# Data
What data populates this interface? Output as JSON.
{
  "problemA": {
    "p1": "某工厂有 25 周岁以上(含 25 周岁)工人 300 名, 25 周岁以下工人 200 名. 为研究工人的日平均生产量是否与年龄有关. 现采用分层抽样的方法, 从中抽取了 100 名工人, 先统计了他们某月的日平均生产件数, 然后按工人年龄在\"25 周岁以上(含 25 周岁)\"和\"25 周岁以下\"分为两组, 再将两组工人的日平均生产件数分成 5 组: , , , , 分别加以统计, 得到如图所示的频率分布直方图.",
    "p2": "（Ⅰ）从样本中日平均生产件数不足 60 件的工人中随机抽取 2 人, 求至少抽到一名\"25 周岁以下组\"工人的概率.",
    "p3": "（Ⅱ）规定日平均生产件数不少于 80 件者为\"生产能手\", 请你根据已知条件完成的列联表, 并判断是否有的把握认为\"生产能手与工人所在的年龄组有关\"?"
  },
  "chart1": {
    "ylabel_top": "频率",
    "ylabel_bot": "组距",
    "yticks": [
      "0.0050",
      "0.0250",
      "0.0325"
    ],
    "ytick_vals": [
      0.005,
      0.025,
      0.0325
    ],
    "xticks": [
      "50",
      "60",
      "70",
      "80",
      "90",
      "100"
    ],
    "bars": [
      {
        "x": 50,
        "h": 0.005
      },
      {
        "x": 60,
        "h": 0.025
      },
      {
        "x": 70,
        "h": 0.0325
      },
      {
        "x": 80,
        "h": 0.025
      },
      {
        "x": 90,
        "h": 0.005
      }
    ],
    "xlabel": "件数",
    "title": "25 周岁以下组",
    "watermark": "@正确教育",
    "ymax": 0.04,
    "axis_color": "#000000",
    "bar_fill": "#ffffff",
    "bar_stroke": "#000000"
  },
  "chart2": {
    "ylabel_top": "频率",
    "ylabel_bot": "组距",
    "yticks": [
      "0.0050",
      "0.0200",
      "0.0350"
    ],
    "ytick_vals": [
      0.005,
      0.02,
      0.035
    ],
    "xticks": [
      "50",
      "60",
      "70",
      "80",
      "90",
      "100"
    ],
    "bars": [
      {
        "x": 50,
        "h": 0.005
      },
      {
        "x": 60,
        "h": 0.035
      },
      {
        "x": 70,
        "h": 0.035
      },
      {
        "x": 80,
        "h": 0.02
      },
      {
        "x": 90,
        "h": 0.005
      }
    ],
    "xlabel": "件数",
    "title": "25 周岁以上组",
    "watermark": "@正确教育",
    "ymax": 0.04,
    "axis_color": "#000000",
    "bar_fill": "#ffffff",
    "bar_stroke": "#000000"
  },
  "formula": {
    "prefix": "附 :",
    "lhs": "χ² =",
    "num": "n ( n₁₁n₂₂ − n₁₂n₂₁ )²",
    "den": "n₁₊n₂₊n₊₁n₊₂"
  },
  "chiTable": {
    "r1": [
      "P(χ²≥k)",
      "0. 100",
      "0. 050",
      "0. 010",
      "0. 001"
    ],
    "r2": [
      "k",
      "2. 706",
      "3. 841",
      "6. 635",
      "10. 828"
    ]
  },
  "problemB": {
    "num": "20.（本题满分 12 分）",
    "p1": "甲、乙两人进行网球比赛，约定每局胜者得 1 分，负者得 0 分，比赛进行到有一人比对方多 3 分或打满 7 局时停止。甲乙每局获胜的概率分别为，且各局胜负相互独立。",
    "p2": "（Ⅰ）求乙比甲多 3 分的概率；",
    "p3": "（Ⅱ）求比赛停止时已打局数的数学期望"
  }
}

# Stated goal
Each line that has the word "周岁以下组" should be copied.

# Full output
    "p2": "（Ⅰ）从样本中日平均生产件数不足 60 件的工人中随机抽取 2 人, 求至少抽到一名\"25 周岁以下组\"工人的概率.",
    "title": "25 周岁以下组",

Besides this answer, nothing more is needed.